Items listed in a dataset
* * * * * * * * *
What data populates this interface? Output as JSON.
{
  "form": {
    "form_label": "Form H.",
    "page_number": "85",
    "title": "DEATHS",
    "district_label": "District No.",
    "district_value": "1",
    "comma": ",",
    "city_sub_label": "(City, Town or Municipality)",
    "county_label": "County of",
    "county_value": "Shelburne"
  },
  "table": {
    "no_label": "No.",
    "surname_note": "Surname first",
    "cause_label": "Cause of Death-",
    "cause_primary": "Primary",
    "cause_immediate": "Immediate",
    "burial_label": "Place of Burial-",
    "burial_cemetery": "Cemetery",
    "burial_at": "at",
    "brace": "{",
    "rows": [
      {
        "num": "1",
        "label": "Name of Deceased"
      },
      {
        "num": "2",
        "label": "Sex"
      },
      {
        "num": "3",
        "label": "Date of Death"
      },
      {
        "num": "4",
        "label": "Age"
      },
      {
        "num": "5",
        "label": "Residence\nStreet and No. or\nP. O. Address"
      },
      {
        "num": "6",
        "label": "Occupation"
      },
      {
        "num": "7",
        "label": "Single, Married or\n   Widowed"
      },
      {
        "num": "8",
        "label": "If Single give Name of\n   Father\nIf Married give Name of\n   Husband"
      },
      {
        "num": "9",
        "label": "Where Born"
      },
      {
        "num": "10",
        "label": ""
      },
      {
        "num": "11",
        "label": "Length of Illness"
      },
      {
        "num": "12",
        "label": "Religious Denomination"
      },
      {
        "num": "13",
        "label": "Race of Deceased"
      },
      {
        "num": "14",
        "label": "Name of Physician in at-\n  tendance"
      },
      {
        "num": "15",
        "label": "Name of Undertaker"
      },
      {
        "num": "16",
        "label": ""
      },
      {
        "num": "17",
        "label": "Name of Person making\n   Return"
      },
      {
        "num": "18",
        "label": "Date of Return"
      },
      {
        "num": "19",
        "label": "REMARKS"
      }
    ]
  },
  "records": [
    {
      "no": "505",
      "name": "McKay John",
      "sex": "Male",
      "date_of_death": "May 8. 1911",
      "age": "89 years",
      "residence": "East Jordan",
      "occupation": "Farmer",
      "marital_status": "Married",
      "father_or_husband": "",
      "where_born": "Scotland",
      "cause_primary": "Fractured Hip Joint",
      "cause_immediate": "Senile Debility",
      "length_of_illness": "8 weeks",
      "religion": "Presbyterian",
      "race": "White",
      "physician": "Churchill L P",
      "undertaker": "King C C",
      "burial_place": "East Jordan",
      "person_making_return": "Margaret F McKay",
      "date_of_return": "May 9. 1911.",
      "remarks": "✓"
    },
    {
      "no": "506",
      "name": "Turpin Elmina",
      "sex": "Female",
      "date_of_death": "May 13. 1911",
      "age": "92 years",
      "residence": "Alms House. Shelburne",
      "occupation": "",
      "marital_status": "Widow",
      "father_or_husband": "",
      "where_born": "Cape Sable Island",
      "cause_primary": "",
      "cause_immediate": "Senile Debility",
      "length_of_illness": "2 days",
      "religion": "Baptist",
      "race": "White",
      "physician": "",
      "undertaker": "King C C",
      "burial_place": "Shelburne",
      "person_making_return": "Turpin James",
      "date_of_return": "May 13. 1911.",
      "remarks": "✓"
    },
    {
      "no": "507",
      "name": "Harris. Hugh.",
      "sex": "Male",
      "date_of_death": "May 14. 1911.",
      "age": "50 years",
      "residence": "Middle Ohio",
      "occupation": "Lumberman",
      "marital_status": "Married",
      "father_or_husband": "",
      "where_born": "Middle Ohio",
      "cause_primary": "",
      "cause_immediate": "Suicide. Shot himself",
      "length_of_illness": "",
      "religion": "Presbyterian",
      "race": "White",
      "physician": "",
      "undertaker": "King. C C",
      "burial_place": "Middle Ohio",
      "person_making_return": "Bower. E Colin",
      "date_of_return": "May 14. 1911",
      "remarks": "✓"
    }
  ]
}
* * * * * * * * *
- Set problem
Give the complete listing a second time, exactly as it reads.

- Solution below
What data populates this interface? Output as JSON.
{
  "form": {
    "form_label": "Form H.",
    "page_number": "85",
    "title": "DEATHS",
    "district_label": "District No.",
    "district_value": "1",
    "comma": ",",
    "city_sub_label": "(City, Town or Municipality)",
    "county_label": "County of",
    "county_value": "Shelburne"
  },
  "table": {
    "no_label": "No.",
    "surname_note": "Surname first",
    "cause_label": "Cause of Death-",
    "cause_primary": "Primary",
    "cause_immediate": "Immediate",
    "burial_label": "Place of Burial-",
    "burial_cemetery": "Cemetery",
    "burial_at": "at",
    "brace": "{",
    "rows": [
      {
        "num": "1",
        "label": "Name of Deceased"
      },
      {
        "num": "2",
        "label": "Sex"
      },
      {
        "num": "3",
        "label": "Date of Death"
      },
      {
        "num": "4",
        "label": "Age"
      },
      {
        "num": "5",
        "label": "Residence\nStreet and No. or\nP. O. Address"
      },
      {
        "num": "6",
        "label": "Occupation"
      },
      {
        "num": "7",
        "label": "Single, Married or\n   Widowed"
      },
      {
        "num": "8",
        "label": "If Single give Name of\n   Father\nIf Married give Name of\n   Husband"
      },
      {
        "num": "9",
        "label": "Where Born"
      },
      {
        "num": "10",
        "label": ""
      },
      {
        "num": "11",
        "label": "Length of Illness"
      },
      {
        "num": "12",
        "label": "Religious Denomination"
      },
      {
        "num": "13",
        "label": "Race of Deceased"
      },
      {
        "num": "14",
        "label": "Name of Physician in at-\n  tendance"
      },
      {
        "num": "15",
        "label": "Name of Undertaker"
      },
      {
        "num": "16",
        "label": ""
      },
      {
        "num": "17",
        "label": "Name of Person making\n   Return"
      },
      {
        "num": "18",
        "label": "Date of Return"
      },
      {
        "num": "19",
        "label": "REMARKS"
      }
    ]
  },
  "records": [
    {
      "no": "505",
      "name": "McKay John",
      "sex": "Male",
      "date_of_death": "May 8. 1911",
      "age": "89 years",
      "residence": "East Jordan",
      "occupation": "Farmer",
      "marital_status": "Married",
      "father_or_husband": "",
      "where_born": "Scotland",
      "cause_primary": "Fractured Hip Joint",
      "cause_immediate": "Senile Debility",
      "length_of_illness": "8 weeks",
      "religion": "Presbyterian",
      "race": "White",
      "physician": "Churchill L P",
      "undertaker": "King C C",
      "burial_place": "East Jordan",
      "person_making_return": "Margaret F McKay",
      "date_of_return": "May 9. 1911.",
      "remarks": "✓"
    },
    {
      "no": "506",
      "name": "Turpin Elmina",
      "sex": "Female",
      "date_of_death": "May 13. 1911",
      "age": "92 years",
      "residence": "Alms House. Shelburne",
      "occupation": "",
      "marital_status": "Widow",
      "father_or_husband": "",
      "where_born": "Cape Sable Island",
      "cause_primary": "",
      "cause_immediate": "Senile Debility",
      "length_of_illness": "2 days",
      "religion": "Baptist",
      "race": "White",
      "physician": "",
      "undertaker": "King C C",
      "burial_place": "Shelburne",
      "person_making_return": "Turpin James",
      "date_of_return": "May 13. 1911.",
      "remarks": "✓"
    },
    {
      "no": "507",
      "name": "Harris. Hugh.",
      "sex": "Male",
      "date_of_death": "May 14. 1911.",
      "age": "50 years",
      "residence": "Middle Ohio",
      "occupation": "Lumberman",
      "marital_status": "Married",
      "father_or_husband": "",
      "where_born": "Middle Ohio",
      "cause_primary": "",
      "cause_immediate": "Suicide. Shot himself",
      "length_of_illness": "",
      "religion": "Presbyterian",
      "race": "White",
      "physician": "",
      "undertaker": "King. C C",
      "burial_place": "Middle Ohio",
      "person_making_return": "Bower. E Colin",
      "date_of_return": "May 14. 1911",
      "remarks": "✓"
    }
  ]
}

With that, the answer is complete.